>> start DATA TO PROCESS

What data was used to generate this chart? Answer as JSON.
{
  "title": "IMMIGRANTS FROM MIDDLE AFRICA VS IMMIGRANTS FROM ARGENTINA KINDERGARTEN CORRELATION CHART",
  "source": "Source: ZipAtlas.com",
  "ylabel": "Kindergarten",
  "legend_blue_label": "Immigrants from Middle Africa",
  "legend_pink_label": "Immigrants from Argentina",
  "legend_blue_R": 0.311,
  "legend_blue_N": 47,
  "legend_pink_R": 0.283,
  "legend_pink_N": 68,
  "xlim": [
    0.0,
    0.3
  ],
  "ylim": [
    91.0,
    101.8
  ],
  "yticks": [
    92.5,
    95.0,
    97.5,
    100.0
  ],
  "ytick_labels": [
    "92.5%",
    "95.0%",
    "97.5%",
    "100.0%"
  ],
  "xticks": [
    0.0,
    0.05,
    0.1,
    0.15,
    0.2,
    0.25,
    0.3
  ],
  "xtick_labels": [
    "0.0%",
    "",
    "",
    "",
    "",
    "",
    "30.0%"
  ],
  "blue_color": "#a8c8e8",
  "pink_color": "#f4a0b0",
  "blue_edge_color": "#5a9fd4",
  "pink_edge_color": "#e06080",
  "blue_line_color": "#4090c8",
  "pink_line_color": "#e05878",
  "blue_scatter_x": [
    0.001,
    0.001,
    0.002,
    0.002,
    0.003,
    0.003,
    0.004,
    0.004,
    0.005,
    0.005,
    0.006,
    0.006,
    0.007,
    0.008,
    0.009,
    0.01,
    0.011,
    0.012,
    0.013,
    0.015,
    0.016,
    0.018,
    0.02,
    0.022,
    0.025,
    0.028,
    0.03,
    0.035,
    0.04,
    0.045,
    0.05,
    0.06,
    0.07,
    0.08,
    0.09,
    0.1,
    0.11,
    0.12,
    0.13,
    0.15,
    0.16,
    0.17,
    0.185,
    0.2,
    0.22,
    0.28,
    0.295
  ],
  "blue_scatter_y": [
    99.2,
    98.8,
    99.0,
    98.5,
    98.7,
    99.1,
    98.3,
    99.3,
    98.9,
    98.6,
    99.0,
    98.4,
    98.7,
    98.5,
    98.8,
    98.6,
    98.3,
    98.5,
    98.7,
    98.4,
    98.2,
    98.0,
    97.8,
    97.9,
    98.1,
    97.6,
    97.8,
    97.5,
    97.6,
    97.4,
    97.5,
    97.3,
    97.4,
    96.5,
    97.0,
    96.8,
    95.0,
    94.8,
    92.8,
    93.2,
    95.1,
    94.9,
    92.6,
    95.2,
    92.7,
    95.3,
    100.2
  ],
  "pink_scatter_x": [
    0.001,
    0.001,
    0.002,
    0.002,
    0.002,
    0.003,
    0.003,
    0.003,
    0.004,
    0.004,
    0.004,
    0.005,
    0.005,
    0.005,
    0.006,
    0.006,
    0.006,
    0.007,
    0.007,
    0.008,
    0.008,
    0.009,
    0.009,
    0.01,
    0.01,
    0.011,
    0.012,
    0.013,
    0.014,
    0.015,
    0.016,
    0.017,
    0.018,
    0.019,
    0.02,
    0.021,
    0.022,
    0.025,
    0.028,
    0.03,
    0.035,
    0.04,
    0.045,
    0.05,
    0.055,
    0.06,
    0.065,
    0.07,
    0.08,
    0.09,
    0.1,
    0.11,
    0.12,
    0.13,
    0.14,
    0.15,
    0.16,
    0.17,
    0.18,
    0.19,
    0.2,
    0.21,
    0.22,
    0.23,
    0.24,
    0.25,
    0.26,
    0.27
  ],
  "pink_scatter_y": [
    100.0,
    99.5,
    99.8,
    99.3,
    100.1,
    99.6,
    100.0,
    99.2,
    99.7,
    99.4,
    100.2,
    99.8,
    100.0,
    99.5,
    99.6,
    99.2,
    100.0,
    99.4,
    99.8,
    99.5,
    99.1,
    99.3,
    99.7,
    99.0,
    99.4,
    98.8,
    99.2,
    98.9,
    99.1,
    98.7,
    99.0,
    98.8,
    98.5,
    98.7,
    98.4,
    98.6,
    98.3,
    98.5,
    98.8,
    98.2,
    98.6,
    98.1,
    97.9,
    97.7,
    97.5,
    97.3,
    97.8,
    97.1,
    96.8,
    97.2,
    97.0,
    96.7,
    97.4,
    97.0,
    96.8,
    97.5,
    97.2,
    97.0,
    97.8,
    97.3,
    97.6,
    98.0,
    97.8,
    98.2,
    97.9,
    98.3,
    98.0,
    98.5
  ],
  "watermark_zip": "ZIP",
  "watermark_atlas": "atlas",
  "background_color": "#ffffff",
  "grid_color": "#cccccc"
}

>> end DATA TO PROCESS

--- TASK REQUIREMENTS ---
Please repeat all the records above exactly as they appear.

--- REPLY TO THE EXERCISE ---
What data was used to generate this chart? Answer as JSON.
{
  "title": "IMMIGRANTS FROM MIDDLE AFRICA VS IMMIGRANTS FROM ARGENTINA KINDERGARTEN CORRELATION CHART",
  "source": "Source: ZipAtlas.com",
  "ylabel": "Kindergarten",
  "legend_blue_label": "Immigrants from Middle Africa",
  "legend_pink_label": "Immigrants from Argentina",
  "legend_blue_R": 0.311,
  "legend_blue_N": 47,
  "legend_pink_R": 0.283,
  "legend_pink_N": 68,
  "xlim": [
    0.0,
    0.3
  ],
  "ylim": [
    91.0,
    101.8
  ],
  "yticks": [
    92.5,
    95.0,
    97.5,
    100.0
  ],
  "ytick_labels": [
    "92.5%",
    "95.0%",
    "97.5%",
    "100.0%"
  ],
  "xticks": [
    0.0,
    0.05,
    0.1,
    0.15,
    0.2,
    0.25,
    0.3
  ],
  "xtick_labels": [
    "0.0%",
    "",
    "",
    "",
    "",
    "",
    "30.0%"
  ],
  "blue_color": "#a8c8e8",
  "pink_color": "#f4a0b0",
  "blue_edge_color": "#5a9fd4",
  "pink_edge_color": "#e06080",
  "blue_line_color": "#4090c8",
  "pink_line_color": "#e05878",
  "blue_scatter_x": [
    0.001,
    0.001,
    0.002,
    0.002,
    0.003,
    0.003,
    0.004,
    0.004,
    0.005,
    0.005,
    0.006,
    0.006,
    0.007,
    0.008,
    0.009,
    0.01,
    0.011,
    0.012,
    0.013,
    0.015,
    0.016,
    0.018,
    0.02,
    0.022,
    0.025,
    0.028,
    0.03,
    0.035,
    0.04,
    0.045,
    0.05,
    0.06,
    0.07,
    0.08,
    0.09,
    0.1,
    0.11,
    0.12,
    0.13,
    0.15,
    0.16,
    0.17,
    0.185,
    0.2,
    0.22,
    0.28,
    0.295
  ],
  "blue_scatter_y": [
    99.2,
    98.8,
    99.0,
    98.5,
    98.7,
    99.1,
    98.3,
    99.3,
    98.9,
    98.6,
    99.0,
    98.4,
    98.7,
    98.5,
    98.8,
    98.6,
    98.3,
    98.5,
    98.7,
    98.4,
    98.2,
    98.0,
    97.8,
    97.9,
    98.1,
    97.6,
    97.8,
    97.5,
    97.6,
    97.4,
    97.5,
    97.3,
    97.4,
    96.5,
    97.0,
    96.8,
    95.0,
    94.8,
    92.8,
    93.2,
    95.1,
    94.9,
    92.6,
    95.2,
    92.7,
    95.3,
    100.2
  ],
  "pink_scatter_x": [
    0.001,
    0.001,
    0.002,
    0.002,
    0.002,
    0.003,
    0.003,
    0.003,
    0.004,
    0.004,
    0.004,
    0.005,
    0.005,
    0.005,
    0.006,
    0.006,
    0.006,
    0.007,
    0.007,
    0.008,
    0.008,
    0.009,
    0.009,
    0.01,
    0.01,
    0.011,
    0.012,
    0.013,
    0.014,
    0.015,
    0.016,
    0.017,
    0.018,
    0.019,
    0.02,
    0.021,
    0.022,
    0.025,
    0.028,
    0.03,
    0.035,
    0.04,
    0.045,
    0.05,
    0.055,
    0.06,
    0.065,
    0.07,
    0.08,
    0.09,
    0.1,
    0.11,
    0.12,
    0.13,
    0.14,
    0.15,
    0.16,
    0.17,
    0.18,
    0.19,
    0.2,
    0.21,
    0.22,
    0.23,
    0.24,
    0.25,
    0.26,
    0.27
  ],
  "pink_scatter_y": [
    100.0,
    99.5,
    99.8,
    99.3,
    100.1,
    99.6,
    100.0,
    99.2,
    99.7,
    99.4,
    100.2,
    99.8,
    100.0,
    99.5,
    99.6,
    99.2,
    100.0,
    99.4,
    99.8,
    99.5,
    99.1,
    99.3,
    99.7,
    99.0,
    99.4,
    98.8,
    99.2,
    98.9,
    99.1,
    98.7,
    99.0,
    98.8,
    98.5,
    98.7,
    98.4,
    98.6,
    98.3,
    98.5,
    98.8,
    98.2,
    98.6,
    98.1,
    97.9,
    97.7,
    97.5,
    97.3,
    97.8,
    97.1,
    96.8,
    97.2,
    97.0,
    96.7,
    97.4,
    97.0,
    96.8,
    97.5,
    97.2,
    97.0,
    97.8,
    97.3,
    97.6,
    98.0,
    97.8,
    98.2,
    97.9,
    98.3,
    98.0,
    98.5
  ],
  "watermark_zip": "ZIP",
  "watermark_atlas": "atlas",
  "background_color": "#ffffff",
  "grid_color": "#cccccc"
}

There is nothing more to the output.